▶ **DATASET EXTRACT**
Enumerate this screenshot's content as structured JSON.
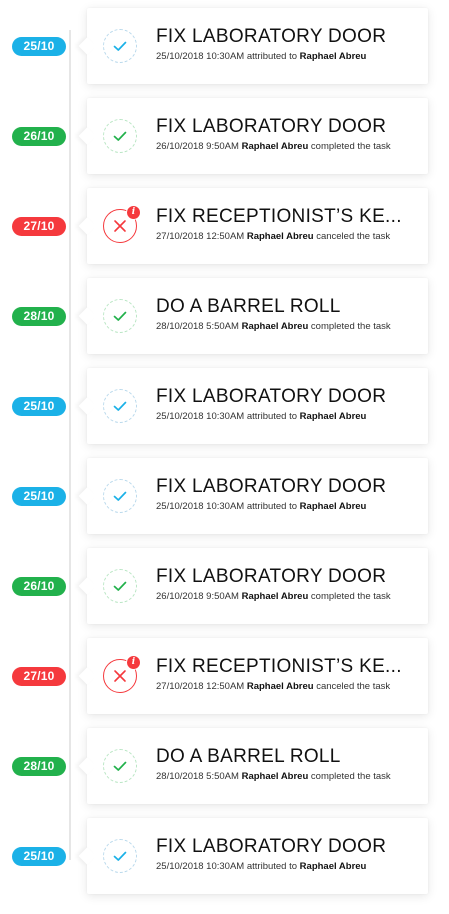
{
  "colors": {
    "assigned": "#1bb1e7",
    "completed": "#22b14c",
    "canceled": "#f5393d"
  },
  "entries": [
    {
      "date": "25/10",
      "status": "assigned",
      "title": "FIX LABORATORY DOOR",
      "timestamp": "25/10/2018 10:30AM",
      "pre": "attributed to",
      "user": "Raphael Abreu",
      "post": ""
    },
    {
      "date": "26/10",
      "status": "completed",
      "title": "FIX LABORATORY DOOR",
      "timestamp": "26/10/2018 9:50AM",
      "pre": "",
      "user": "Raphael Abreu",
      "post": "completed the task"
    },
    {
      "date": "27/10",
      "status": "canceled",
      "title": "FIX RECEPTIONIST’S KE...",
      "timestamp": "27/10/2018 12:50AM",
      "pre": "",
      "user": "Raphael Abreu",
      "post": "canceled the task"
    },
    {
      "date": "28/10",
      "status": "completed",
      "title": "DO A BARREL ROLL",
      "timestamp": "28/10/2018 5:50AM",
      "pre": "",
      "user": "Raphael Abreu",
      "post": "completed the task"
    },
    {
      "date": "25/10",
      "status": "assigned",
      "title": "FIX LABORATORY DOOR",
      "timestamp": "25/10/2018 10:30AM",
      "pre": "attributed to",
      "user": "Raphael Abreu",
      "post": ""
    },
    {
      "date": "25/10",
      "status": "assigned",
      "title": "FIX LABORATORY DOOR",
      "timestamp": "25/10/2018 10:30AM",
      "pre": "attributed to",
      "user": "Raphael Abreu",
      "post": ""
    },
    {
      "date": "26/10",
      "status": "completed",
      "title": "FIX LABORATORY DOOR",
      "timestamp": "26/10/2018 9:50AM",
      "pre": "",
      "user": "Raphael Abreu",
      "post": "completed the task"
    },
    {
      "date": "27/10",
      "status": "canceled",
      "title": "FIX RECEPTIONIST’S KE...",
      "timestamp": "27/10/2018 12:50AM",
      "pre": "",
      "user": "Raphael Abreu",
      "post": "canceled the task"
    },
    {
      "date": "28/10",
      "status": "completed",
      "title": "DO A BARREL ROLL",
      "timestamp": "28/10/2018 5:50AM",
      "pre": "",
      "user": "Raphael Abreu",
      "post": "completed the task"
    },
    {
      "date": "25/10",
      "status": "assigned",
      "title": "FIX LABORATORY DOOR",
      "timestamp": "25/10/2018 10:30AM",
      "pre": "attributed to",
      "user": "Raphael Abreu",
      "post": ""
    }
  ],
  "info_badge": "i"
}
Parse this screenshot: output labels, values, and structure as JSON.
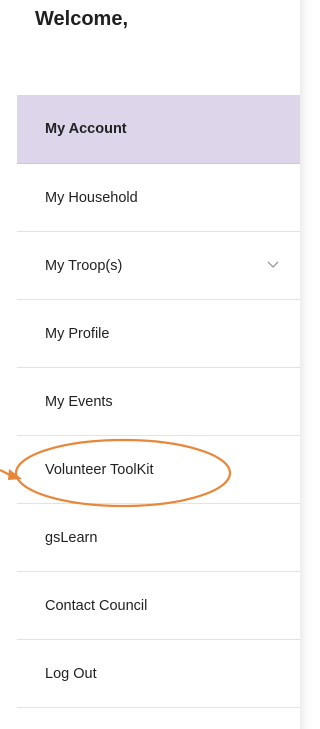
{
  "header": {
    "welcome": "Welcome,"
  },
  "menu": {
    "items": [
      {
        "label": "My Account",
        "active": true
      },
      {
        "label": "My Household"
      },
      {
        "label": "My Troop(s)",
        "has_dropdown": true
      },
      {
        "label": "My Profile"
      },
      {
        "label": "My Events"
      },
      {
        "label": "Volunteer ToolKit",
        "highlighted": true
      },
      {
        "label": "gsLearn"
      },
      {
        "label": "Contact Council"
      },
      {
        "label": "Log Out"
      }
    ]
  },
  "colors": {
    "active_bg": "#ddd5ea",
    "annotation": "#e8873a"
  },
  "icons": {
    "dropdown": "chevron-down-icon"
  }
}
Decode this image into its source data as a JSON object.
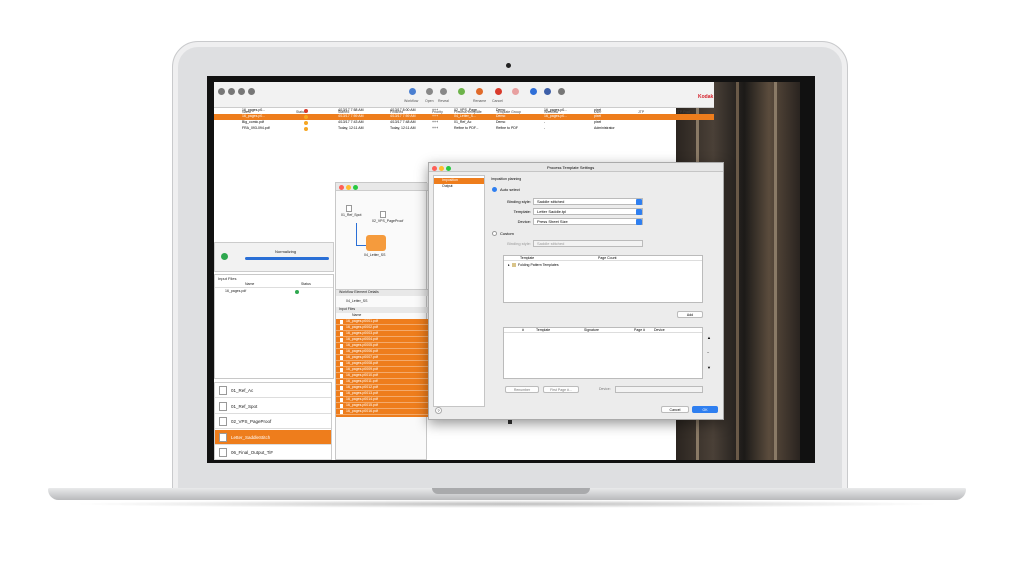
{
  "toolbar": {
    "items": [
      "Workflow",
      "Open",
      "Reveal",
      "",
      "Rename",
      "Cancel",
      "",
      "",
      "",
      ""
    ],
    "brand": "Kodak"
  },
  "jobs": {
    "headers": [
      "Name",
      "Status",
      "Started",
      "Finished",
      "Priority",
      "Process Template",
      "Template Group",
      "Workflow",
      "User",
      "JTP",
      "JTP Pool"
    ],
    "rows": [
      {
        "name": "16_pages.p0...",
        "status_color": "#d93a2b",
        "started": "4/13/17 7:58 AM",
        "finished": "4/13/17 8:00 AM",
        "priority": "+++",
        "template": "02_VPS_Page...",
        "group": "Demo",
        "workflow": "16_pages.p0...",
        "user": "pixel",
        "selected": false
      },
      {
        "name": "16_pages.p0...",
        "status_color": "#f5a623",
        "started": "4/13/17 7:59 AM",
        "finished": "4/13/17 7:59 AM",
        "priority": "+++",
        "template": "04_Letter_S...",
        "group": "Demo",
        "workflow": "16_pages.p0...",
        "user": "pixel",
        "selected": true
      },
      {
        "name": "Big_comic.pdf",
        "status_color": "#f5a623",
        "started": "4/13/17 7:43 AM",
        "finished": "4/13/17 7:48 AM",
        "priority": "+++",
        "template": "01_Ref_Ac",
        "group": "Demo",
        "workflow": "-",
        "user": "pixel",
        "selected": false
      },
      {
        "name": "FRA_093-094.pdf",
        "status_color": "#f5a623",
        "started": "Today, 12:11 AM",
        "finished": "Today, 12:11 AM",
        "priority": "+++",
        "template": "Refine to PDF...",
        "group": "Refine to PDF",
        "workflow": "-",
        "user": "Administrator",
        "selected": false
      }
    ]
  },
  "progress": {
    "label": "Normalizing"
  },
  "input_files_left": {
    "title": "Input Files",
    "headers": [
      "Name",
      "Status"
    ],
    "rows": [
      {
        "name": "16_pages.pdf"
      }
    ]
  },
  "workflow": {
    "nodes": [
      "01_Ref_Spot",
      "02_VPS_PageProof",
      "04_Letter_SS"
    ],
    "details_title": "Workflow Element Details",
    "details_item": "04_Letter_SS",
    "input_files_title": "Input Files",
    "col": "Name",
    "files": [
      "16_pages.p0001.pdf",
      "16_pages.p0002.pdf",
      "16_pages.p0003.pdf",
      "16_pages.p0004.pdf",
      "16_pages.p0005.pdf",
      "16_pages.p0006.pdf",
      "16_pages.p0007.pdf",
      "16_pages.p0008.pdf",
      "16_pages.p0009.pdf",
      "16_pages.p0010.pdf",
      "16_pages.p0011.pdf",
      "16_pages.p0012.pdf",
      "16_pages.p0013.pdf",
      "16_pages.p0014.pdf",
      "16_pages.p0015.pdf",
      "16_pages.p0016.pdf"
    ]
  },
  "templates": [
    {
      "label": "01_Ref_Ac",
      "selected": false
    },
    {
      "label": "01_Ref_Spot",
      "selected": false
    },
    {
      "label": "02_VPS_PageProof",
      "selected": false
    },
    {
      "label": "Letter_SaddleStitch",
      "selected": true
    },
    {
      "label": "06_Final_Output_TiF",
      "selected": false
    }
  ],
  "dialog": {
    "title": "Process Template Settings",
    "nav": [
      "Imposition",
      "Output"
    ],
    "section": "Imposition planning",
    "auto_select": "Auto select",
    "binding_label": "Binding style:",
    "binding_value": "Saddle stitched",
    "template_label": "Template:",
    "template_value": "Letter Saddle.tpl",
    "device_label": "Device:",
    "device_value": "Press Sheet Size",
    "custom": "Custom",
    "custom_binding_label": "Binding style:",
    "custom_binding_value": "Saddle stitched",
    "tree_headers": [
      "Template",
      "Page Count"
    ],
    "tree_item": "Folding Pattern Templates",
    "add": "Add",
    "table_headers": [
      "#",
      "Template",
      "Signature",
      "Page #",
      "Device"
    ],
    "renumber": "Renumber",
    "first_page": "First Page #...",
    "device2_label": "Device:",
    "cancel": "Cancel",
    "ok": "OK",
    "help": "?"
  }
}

▶ **DESCRIPTION OF THE TASK**
Reproduce the material in full, word for word, and omit the pictures.

▶ **THE COMPLETED TASK**
Enumerate this screenshot's content as structured JSON.
{
  "colors": {
    "assigned": "#1bb1e7",
    "completed": "#22b14c",
    "canceled": "#f5393d"
  },
  "entries": [
    {
      "date": "25/10",
      "status": "assigned",
      "title": "FIX LABORATORY DOOR",
      "timestamp": "25/10/2018 10:30AM",
      "pre": "attributed to",
      "user": "Raphael Abreu",
      "post": ""
    },
    {
      "date": "26/10",
      "status": "completed",
      "title": "FIX LABORATORY DOOR",
      "timestamp": "26/10/2018 9:50AM",
      "pre": "",
      "user": "Raphael Abreu",
      "post": "completed the task"
    },
    {
      "date": "27/10",
      "status": "canceled",
      "title": "FIX RECEPTIONIST’S KE...",
      "timestamp": "27/10/2018 12:50AM",
      "pre": "",
      "user": "Raphael Abreu",
      "post": "canceled the task"
    },
    {
      "date": "28/10",
      "status": "completed",
      "title": "DO A BARREL ROLL",
      "timestamp": "28/10/2018 5:50AM",
      "pre": "",
      "user": "Raphael Abreu",
      "post": "completed the task"
    },
    {
      "date": "25/10",
      "status": "assigned",
      "title": "FIX LABORATORY DOOR",
      "timestamp": "25/10/2018 10:30AM",
      "pre": "attributed to",
      "user": "Raphael Abreu",
      "post": ""
    },
    {
      "date": "25/10",
      "status": "assigned",
      "title": "FIX LABORATORY DOOR",
      "timestamp": "25/10/2018 10:30AM",
      "pre": "attributed to",
      "user": "Raphael Abreu",
      "post": ""
    },
    {
      "date": "26/10",
      "status": "completed",
      "title": "FIX LABORATORY DOOR",
      "timestamp": "26/10/2018 9:50AM",
      "pre": "",
      "user": "Raphael Abreu",
      "post": "completed the task"
    },
    {
      "date": "27/10",
      "status": "canceled",
      "title": "FIX RECEPTIONIST’S KE...",
      "timestamp": "27/10/2018 12:50AM",
      "pre": "",
      "user": "Raphael Abreu",
      "post": "canceled the task"
    },
    {
      "date": "28/10",
      "status": "completed",
      "title": "DO A BARREL ROLL",
      "timestamp": "28/10/2018 5:50AM",
      "pre": "",
      "user": "Raphael Abreu",
      "post": "completed the task"
    },
    {
      "date": "25/10",
      "status": "assigned",
      "title": "FIX LABORATORY DOOR",
      "timestamp": "25/10/2018 10:30AM",
      "pre": "attributed to",
      "user": "Raphael Abreu",
      "post": ""
    }
  ],
  "info_badge": "i"
}
Parse this screenshot: output labels, values, and structure as JSON.
{
  "header": {
    "welcome": "Welcome,"
  },
  "menu": {
    "items": [
      {
        "label": "My Account",
        "active": true
      },
      {
        "label": "My Household"
      },
      {
        "label": "My Troop(s)",
        "has_dropdown": true
      },
      {
        "label": "My Profile"
      },
      {
        "label": "My Events"
      },
      {
        "label": "Volunteer ToolKit",
        "highlighted": true
      },
      {
        "label": "gsLearn"
      },
      {
        "label": "Contact Council"
      },
      {
        "label": "Log Out"
      }
    ]
  },
  "colors": {
    "active_bg": "#ddd5ea",
    "annotation": "#e8873a"
  },
  "icons": {
    "dropdown": "chevron-down-icon"
  }
}
Decode this image into its source data as a JSON object.
{
  "toolbar": {
    "items": [
      "Workflow",
      "Open",
      "Reveal",
      "",
      "Rename",
      "Cancel",
      "",
      "",
      "",
      ""
    ],
    "brand": "Kodak"
  },
  "jobs": {
    "headers": [
      "Name",
      "Status",
      "Started",
      "Finished",
      "Priority",
      "Process Template",
      "Template Group",
      "Workflow",
      "User",
      "JTP",
      "JTP Pool"
    ],
    "rows": [
      {
        "name": "16_pages.p0...",
        "status_color": "#d93a2b",
        "started": "4/13/17 7:58 AM",
        "finished": "4/13/17 8:00 AM",
        "priority": "+++",
        "template": "02_VPS_Page...",
        "group": "Demo",
        "workflow": "16_pages.p0...",
        "user": "pixel",
        "selected": false
      },
      {
        "name": "16_pages.p0...",
        "status_color": "#f5a623",
        "started": "4/13/17 7:59 AM",
        "finished": "4/13/17 7:59 AM",
        "priority": "+++",
        "template": "04_Letter_S...",
        "group": "Demo",
        "workflow": "16_pages.p0...",
        "user": "pixel",
        "selected": true
      },
      {
        "name": "Big_comic.pdf",
        "status_color": "#f5a623",
        "started": "4/13/17 7:43 AM",
        "finished": "4/13/17 7:48 AM",
        "priority": "+++",
        "template": "01_Ref_Ac",
        "group": "Demo",
        "workflow": "-",
        "user": "pixel",
        "selected": false
      },
      {
        "name": "FRA_093-094.pdf",
        "status_color": "#f5a623",
        "started": "Today, 12:11 AM",
        "finished": "Today, 12:11 AM",
        "priority": "+++",
        "template": "Refine to PDF...",
        "group": "Refine to PDF",
        "workflow": "-",
        "user": "Administrator",
        "selected": false
      }
    ]
  },
  "progress": {
    "label": "Normalizing"
  },
  "input_files_left": {
    "title": "Input Files",
    "headers": [
      "Name",
      "Status"
    ],
    "rows": [
      {
        "name": "16_pages.pdf"
      }
    ]
  },
  "workflow": {
    "nodes": [
      "01_Ref_Spot",
      "02_VPS_PageProof",
      "04_Letter_SS"
    ],
    "details_title": "Workflow Element Details",
    "details_item": "04_Letter_SS",
    "input_files_title": "Input Files",
    "col": "Name",
    "files": [
      "16_pages.p0001.pdf",
      "16_pages.p0002.pdf",
      "16_pages.p0003.pdf",
      "16_pages.p0004.pdf",
      "16_pages.p0005.pdf",
      "16_pages.p0006.pdf",
      "16_pages.p0007.pdf",
      "16_pages.p0008.pdf",
      "16_pages.p0009.pdf",
      "16_pages.p0010.pdf",
      "16_pages.p0011.pdf",
      "16_pages.p0012.pdf",
      "16_pages.p0013.pdf",
      "16_pages.p0014.pdf",
      "16_pages.p0015.pdf",
      "16_pages.p0016.pdf"
    ]
  },
  "templates": [
    {
      "label": "01_Ref_Ac",
      "selected": false
    },
    {
      "label": "01_Ref_Spot",
      "selected": false
    },
    {
      "label": "02_VPS_PageProof",
      "selected": false
    },
    {
      "label": "Letter_SaddleStitch",
      "selected": true
    },
    {
      "label": "06_Final_Output_TiF",
      "selected": false
    }
  ],
  "dialog": {
    "title": "Process Template Settings",
    "nav": [
      "Imposition",
      "Output"
    ],
    "section": "Imposition planning",
    "auto_select": "Auto select",
    "binding_label": "Binding style:",
    "binding_value": "Saddle stitched",
    "template_label": "Template:",
    "template_value": "Letter Saddle.tpl",
    "device_label": "Device:",
    "device_value": "Press Sheet Size",
    "custom": "Custom",
    "custom_binding_label": "Binding style:",
    "custom_binding_value": "Saddle stitched",
    "tree_headers": [
      "Template",
      "Page Count"
    ],
    "tree_item": "Folding Pattern Templates",
    "add": "Add",
    "table_headers": [
      "#",
      "Template",
      "Signature",
      "Page #",
      "Device"
    ],
    "renumber": "Renumber",
    "first_page": "First Page #...",
    "device2_label": "Device:",
    "cancel": "Cancel",
    "ok": "OK",
    "help": "?"
  }
}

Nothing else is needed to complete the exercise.